[Items from a figure collection]
-- Begin --

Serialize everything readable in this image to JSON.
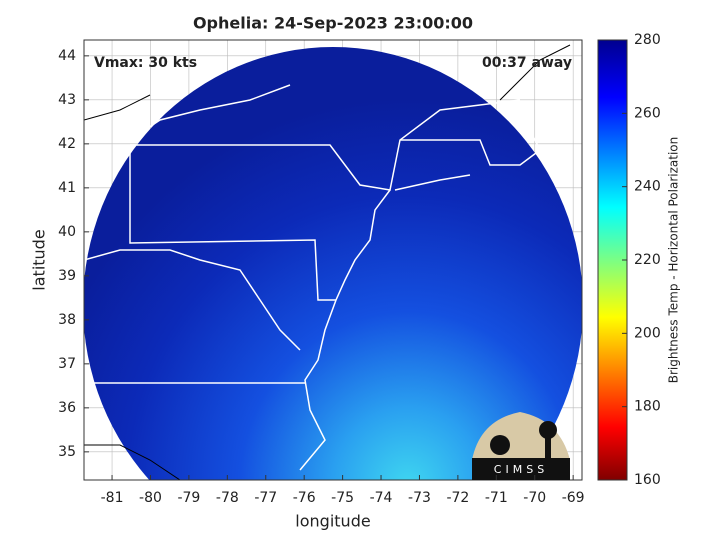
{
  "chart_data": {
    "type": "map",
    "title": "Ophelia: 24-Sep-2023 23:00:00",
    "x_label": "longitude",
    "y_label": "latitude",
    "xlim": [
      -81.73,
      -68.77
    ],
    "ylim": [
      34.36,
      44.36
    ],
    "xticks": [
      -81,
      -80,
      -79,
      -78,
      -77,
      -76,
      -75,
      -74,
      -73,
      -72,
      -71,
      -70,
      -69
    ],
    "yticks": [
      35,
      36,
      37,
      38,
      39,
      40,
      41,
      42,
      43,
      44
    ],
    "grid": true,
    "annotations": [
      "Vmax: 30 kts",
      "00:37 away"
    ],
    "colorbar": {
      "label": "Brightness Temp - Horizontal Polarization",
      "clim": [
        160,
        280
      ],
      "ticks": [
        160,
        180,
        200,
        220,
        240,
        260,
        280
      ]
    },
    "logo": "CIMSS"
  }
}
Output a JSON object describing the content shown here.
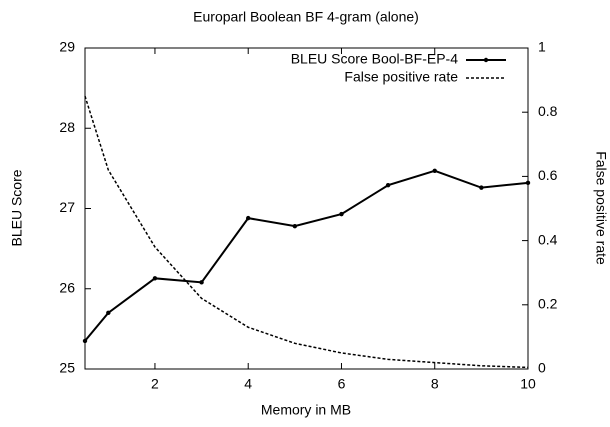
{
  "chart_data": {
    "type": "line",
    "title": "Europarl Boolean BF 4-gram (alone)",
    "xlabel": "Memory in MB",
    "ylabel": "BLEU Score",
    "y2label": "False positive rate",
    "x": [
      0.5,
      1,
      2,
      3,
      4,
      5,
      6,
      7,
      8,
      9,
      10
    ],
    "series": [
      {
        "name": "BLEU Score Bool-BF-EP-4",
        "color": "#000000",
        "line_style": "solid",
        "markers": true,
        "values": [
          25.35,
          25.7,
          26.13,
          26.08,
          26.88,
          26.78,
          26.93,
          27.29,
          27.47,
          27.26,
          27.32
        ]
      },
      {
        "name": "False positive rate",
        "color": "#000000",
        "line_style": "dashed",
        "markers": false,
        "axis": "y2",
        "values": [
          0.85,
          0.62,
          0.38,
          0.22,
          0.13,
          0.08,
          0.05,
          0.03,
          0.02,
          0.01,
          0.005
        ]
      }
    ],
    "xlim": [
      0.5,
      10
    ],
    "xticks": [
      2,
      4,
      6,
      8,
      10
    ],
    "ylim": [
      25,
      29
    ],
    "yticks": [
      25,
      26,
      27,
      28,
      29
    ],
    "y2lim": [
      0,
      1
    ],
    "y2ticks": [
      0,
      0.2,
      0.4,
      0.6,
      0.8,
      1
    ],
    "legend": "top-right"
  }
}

-- End --
-- Begin --

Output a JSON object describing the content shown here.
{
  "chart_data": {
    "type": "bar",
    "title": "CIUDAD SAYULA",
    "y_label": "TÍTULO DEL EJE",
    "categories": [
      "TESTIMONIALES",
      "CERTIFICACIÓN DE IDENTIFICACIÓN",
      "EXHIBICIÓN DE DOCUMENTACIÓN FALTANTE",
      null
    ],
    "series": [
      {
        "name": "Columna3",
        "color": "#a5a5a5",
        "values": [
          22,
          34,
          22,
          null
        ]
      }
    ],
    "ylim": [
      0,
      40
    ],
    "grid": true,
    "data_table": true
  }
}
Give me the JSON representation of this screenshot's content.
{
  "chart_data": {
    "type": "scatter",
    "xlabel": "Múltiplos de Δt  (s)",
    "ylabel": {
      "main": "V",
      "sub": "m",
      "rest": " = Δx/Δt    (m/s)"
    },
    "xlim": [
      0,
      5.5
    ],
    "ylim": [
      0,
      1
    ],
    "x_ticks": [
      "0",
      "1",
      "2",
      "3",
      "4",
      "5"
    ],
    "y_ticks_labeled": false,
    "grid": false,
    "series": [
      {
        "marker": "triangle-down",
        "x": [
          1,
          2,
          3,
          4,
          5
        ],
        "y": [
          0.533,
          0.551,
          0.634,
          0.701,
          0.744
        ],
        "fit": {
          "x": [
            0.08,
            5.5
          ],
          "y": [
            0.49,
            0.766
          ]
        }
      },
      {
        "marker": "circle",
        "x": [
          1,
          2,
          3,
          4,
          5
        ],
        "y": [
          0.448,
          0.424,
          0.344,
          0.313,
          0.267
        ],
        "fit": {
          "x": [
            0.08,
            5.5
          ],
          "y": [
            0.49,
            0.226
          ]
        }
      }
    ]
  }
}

-- End --

(SET PROBLEM): Go through the lines above. Select every one that has the string "title".

(FINISHED EXERCISE):
    "title": "Ophelia: 24-Sep-2023 23:00:00",
    "title": "Europarl Boolean BF 4-gram (alone)",
    "title": "CIUDAD SAYULA",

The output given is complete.